:: Given problem ::
Rewrite the lines below, substituting "bounding box" for every "bbox" and leaving everything else unchanged. Leave the pictures out of your output.

-- START OF Supplied information --

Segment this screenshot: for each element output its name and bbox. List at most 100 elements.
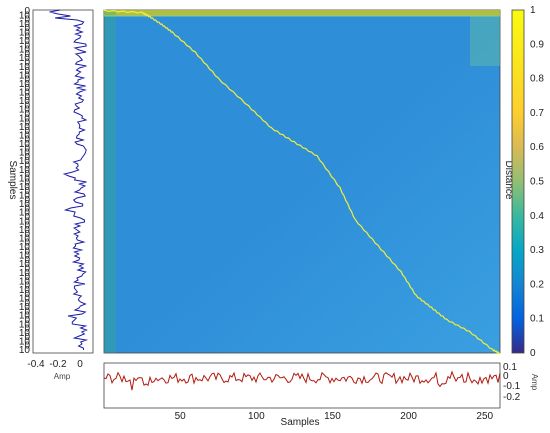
heatmap-xtick-100: 100	[248, 411, 265, 422]
left-ytick-8: 0	[24, 40, 30, 51]
left-ytick-19: 10	[19, 88, 31, 99]
left-ytick-13: 10	[19, 62, 31, 73]
left-y-tick-labels: 0100100100100100100100100100100100100100…	[19, 6, 31, 356]
colorbar-tick-0.5: 0.5	[530, 177, 544, 188]
left-ytick-61: 10	[19, 268, 31, 279]
left-ytick-76: 0	[24, 332, 30, 343]
left-ytick-29: 10	[19, 130, 31, 141]
left-ytick-15: 10	[19, 70, 31, 81]
left-ytick-54: 0	[24, 238, 30, 249]
colorbar-tick-0.3: 0.3	[530, 245, 544, 256]
heatmap-xtick-200: 200	[400, 411, 417, 422]
bottom-signal-series	[103, 370, 501, 391]
colorbar-tick-0.8: 0.8	[530, 74, 544, 85]
left-ytick-59: 10	[19, 259, 31, 270]
left-ytick-75: 10	[19, 328, 31, 339]
left-ytick-46: 0	[24, 203, 30, 214]
left-ytick-10: 0	[24, 49, 30, 60]
left-ytick-50: 0	[24, 221, 30, 232]
left-ytick-22: 0	[24, 100, 30, 111]
left-ytick-16: 0	[24, 75, 30, 86]
left-ytick-33: 10	[19, 148, 31, 159]
left-ytick-4: 0	[24, 23, 30, 34]
left-signal-panel: 0100100100100100100100100100100100100100…	[7, 6, 94, 381]
left-ytick-71: 10	[19, 311, 31, 322]
left-ytick-18: 0	[24, 83, 30, 94]
left-ytick-66: 0	[24, 289, 30, 300]
left-ytick-30: 0	[24, 135, 30, 146]
bottom-ylabel: Amp	[530, 374, 539, 391]
bottom-ytick-1: 0	[503, 371, 509, 382]
heatmap-panel: 50 100 150 200 250 Samples Distance	[103, 9, 514, 428]
left-ytick-6: 0	[24, 32, 30, 43]
left-ytick-73: 10	[19, 319, 31, 330]
left-ytick-12: 0	[24, 57, 30, 68]
left-ytick-64: 0	[24, 281, 30, 292]
colorbar-tick-0.1: 0.1	[530, 314, 544, 325]
left-ytick-44: 0	[24, 195, 30, 206]
left-ytick-63: 10	[19, 276, 31, 287]
left-ytick-25: 10	[19, 113, 31, 124]
left-ylabel: Samples	[7, 161, 18, 200]
left-ytick-34: 0	[24, 152, 30, 163]
heatmap-xtick-150: 150	[324, 411, 341, 422]
bottom-ytick-2: -0.1	[503, 381, 521, 392]
left-ytick-39: 10	[19, 173, 31, 184]
left-ytick-58: 0	[24, 255, 30, 266]
heatmap-xtick-50: 50	[175, 411, 187, 422]
left-ytick-20: 0	[24, 92, 30, 103]
bottom-ytick-3: -0.2	[503, 392, 521, 403]
left-ytick-53: 10	[19, 233, 31, 244]
dtw-warp-path	[103, 9, 501, 355]
heatmap-ylabel: Distance	[503, 161, 514, 200]
left-ytick-57: 10	[19, 251, 31, 262]
left-ytick-31: 10	[19, 139, 31, 150]
left-ytick-65: 10	[19, 285, 31, 296]
left-ytick-14: 0	[24, 66, 30, 77]
left-ytick-5: 10	[19, 27, 31, 38]
colorbar: 0 0.1 0.2 0.3 0.4 0.5 0.6 0.7 0.8 0.9 1	[511, 5, 544, 359]
left-ytick-74: 0	[24, 324, 30, 335]
colorbar-tick-0: 0	[530, 348, 536, 359]
colorbar-tick-0.9: 0.9	[530, 39, 544, 50]
left-signal-series	[49, 9, 89, 351]
bottom-ytick-0: 0.1	[503, 362, 517, 373]
left-ytick-21: 10	[19, 96, 31, 107]
left-ytick-51: 10	[19, 225, 31, 236]
colorbar-tick-0.4: 0.4	[530, 211, 544, 222]
left-ytick-32: 0	[24, 143, 30, 154]
left-ytick-78: 0	[24, 341, 30, 352]
left-ytick-77: 10	[19, 336, 31, 347]
bottom-y-tick-labels: 0.10-0.1-0.2	[503, 362, 521, 403]
left-ytick-23: 10	[19, 105, 31, 116]
left-ytick-79: 10	[19, 345, 31, 356]
left-ytick-70: 0	[24, 306, 30, 317]
left-ytick-55: 10	[19, 242, 31, 253]
left-ytick-41: 10	[19, 182, 31, 193]
left-ytick-49: 10	[19, 216, 31, 227]
left-ytick-68: 0	[24, 298, 30, 309]
left-ytick-43: 10	[19, 191, 31, 202]
left-ytick-9: 10	[19, 45, 31, 56]
left-ytick-24: 0	[24, 109, 30, 120]
colorbar-tick-0.6: 0.6	[530, 142, 544, 153]
left-ytick-52: 0	[24, 229, 30, 240]
left-ytick-37: 10	[19, 165, 31, 176]
left-ytick-35: 10	[19, 156, 31, 167]
heatmap-x-tick-labels: 50 100 150 200 250	[175, 411, 494, 422]
colorbar-tick-1: 1	[530, 5, 536, 16]
left-ytick-56: 0	[24, 246, 30, 257]
left-ytick-60: 0	[24, 263, 30, 274]
left-ytick-3: 10	[19, 19, 31, 30]
left-xlabel: Amp	[54, 372, 71, 381]
left-ytick-72: 0	[24, 315, 30, 326]
left-xtick-neg04: -0.4	[27, 359, 45, 370]
left-xtick-neg02: -0.2	[49, 359, 67, 370]
colorbar-tick-labels: 0 0.1 0.2 0.3 0.4 0.5 0.6 0.7 0.8 0.9 1	[530, 5, 544, 359]
left-ytick-40: 0	[24, 178, 30, 189]
left-ytick-67: 10	[19, 294, 31, 305]
left-ytick-45: 10	[19, 199, 31, 210]
left-xtick-0: 0	[77, 359, 83, 370]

-- END OF Supplied information --

:: Exercise answer ::
Segment this screenshot: for each element output its name and bounding box. List at most 100 elements.
heatmap-xtick-100: 100	[248, 411, 265, 422]
left-ytick-8: 0	[24, 40, 30, 51]
left-ytick-19: 10	[19, 88, 31, 99]
left-ytick-13: 10	[19, 62, 31, 73]
left-y-tick-labels: 0100100100100100100100100100100100100100…	[19, 6, 31, 356]
colorbar-tick-0.5: 0.5	[530, 177, 544, 188]
left-ytick-61: 10	[19, 268, 31, 279]
left-ytick-76: 0	[24, 332, 30, 343]
left-ytick-29: 10	[19, 130, 31, 141]
left-ytick-15: 10	[19, 70, 31, 81]
left-ytick-54: 0	[24, 238, 30, 249]
colorbar-tick-0.3: 0.3	[530, 245, 544, 256]
heatmap-xtick-200: 200	[400, 411, 417, 422]
bottom-signal-series	[103, 370, 501, 391]
colorbar-tick-0.8: 0.8	[530, 74, 544, 85]
left-ytick-59: 10	[19, 259, 31, 270]
left-ytick-75: 10	[19, 328, 31, 339]
left-ytick-46: 0	[24, 203, 30, 214]
left-ytick-10: 0	[24, 49, 30, 60]
left-ytick-50: 0	[24, 221, 30, 232]
left-ytick-22: 0	[24, 100, 30, 111]
left-ytick-16: 0	[24, 75, 30, 86]
left-ytick-33: 10	[19, 148, 31, 159]
left-ytick-4: 0	[24, 23, 30, 34]
left-signal-panel: 0100100100100100100100100100100100100100…	[7, 6, 94, 381]
left-ytick-71: 10	[19, 311, 31, 322]
left-ytick-18: 0	[24, 83, 30, 94]
left-ytick-66: 0	[24, 289, 30, 300]
left-ytick-30: 0	[24, 135, 30, 146]
bottom-ylabel: Amp	[530, 374, 539, 391]
bottom-ytick-1: 0	[503, 371, 509, 382]
heatmap-panel: 50 100 150 200 250 Samples Distance	[103, 9, 514, 428]
left-ytick-6: 0	[24, 32, 30, 43]
left-ytick-73: 10	[19, 319, 31, 330]
left-ytick-12: 0	[24, 57, 30, 68]
left-ytick-64: 0	[24, 281, 30, 292]
colorbar-tick-0.1: 0.1	[530, 314, 544, 325]
left-ytick-44: 0	[24, 195, 30, 206]
left-ytick-63: 10	[19, 276, 31, 287]
left-ytick-25: 10	[19, 113, 31, 124]
left-ylabel: Samples	[7, 161, 18, 200]
left-ytick-34: 0	[24, 152, 30, 163]
heatmap-xtick-150: 150	[324, 411, 341, 422]
bottom-ytick-2: -0.1	[503, 381, 521, 392]
left-ytick-39: 10	[19, 173, 31, 184]
left-ytick-58: 0	[24, 255, 30, 266]
heatmap-xtick-50: 50	[175, 411, 187, 422]
left-ytick-20: 0	[24, 92, 30, 103]
bottom-ytick-3: -0.2	[503, 392, 521, 403]
left-ytick-53: 10	[19, 233, 31, 244]
dtw-warp-path	[103, 9, 501, 355]
heatmap-ylabel: Distance	[503, 161, 514, 200]
left-ytick-57: 10	[19, 251, 31, 262]
left-ytick-31: 10	[19, 139, 31, 150]
left-ytick-65: 10	[19, 285, 31, 296]
left-ytick-14: 0	[24, 66, 30, 77]
left-ytick-5: 10	[19, 27, 31, 38]
colorbar: 0 0.1 0.2 0.3 0.4 0.5 0.6 0.7 0.8 0.9 1	[511, 5, 544, 359]
left-ytick-74: 0	[24, 324, 30, 335]
colorbar-tick-0: 0	[530, 348, 536, 359]
colorbar-tick-0.9: 0.9	[530, 39, 544, 50]
left-signal-series	[49, 9, 89, 351]
bottom-ytick-0: 0.1	[503, 362, 517, 373]
left-ytick-21: 10	[19, 96, 31, 107]
left-ytick-51: 10	[19, 225, 31, 236]
colorbar-tick-0.4: 0.4	[530, 211, 544, 222]
left-ytick-32: 0	[24, 143, 30, 154]
left-ytick-78: 0	[24, 341, 30, 352]
left-ytick-77: 10	[19, 336, 31, 347]
bottom-y-tick-labels: 0.10-0.1-0.2	[503, 362, 521, 403]
left-ytick-23: 10	[19, 105, 31, 116]
left-ytick-79: 10	[19, 345, 31, 356]
left-ytick-70: 0	[24, 306, 30, 317]
left-ytick-55: 10	[19, 242, 31, 253]
left-ytick-41: 10	[19, 182, 31, 193]
left-ytick-49: 10	[19, 216, 31, 227]
left-ytick-68: 0	[24, 298, 30, 309]
left-ytick-43: 10	[19, 191, 31, 202]
left-ytick-9: 10	[19, 45, 31, 56]
left-ytick-24: 0	[24, 109, 30, 120]
colorbar-tick-0.6: 0.6	[530, 142, 544, 153]
left-ytick-52: 0	[24, 229, 30, 240]
left-ytick-37: 10	[19, 165, 31, 176]
left-ytick-35: 10	[19, 156, 31, 167]
heatmap-x-tick-labels: 50 100 150 200 250	[175, 411, 494, 422]
colorbar-tick-1: 1	[530, 5, 536, 16]
left-ytick-56: 0	[24, 246, 30, 257]
left-ytick-60: 0	[24, 263, 30, 274]
left-ytick-3: 10	[19, 19, 31, 30]
left-xlabel: Amp	[54, 372, 71, 381]
left-ytick-72: 0	[24, 315, 30, 326]
left-xtick-neg04: -0.4	[27, 359, 45, 370]
left-xtick-neg02: -0.2	[49, 359, 67, 370]
colorbar-tick-labels: 0 0.1 0.2 0.3 0.4 0.5 0.6 0.7 0.8 0.9 1	[530, 5, 544, 359]
left-ytick-40: 0	[24, 178, 30, 189]
left-ytick-67: 10	[19, 294, 31, 305]
left-ytick-45: 10	[19, 199, 31, 210]
left-xtick-0: 0	[77, 359, 83, 370]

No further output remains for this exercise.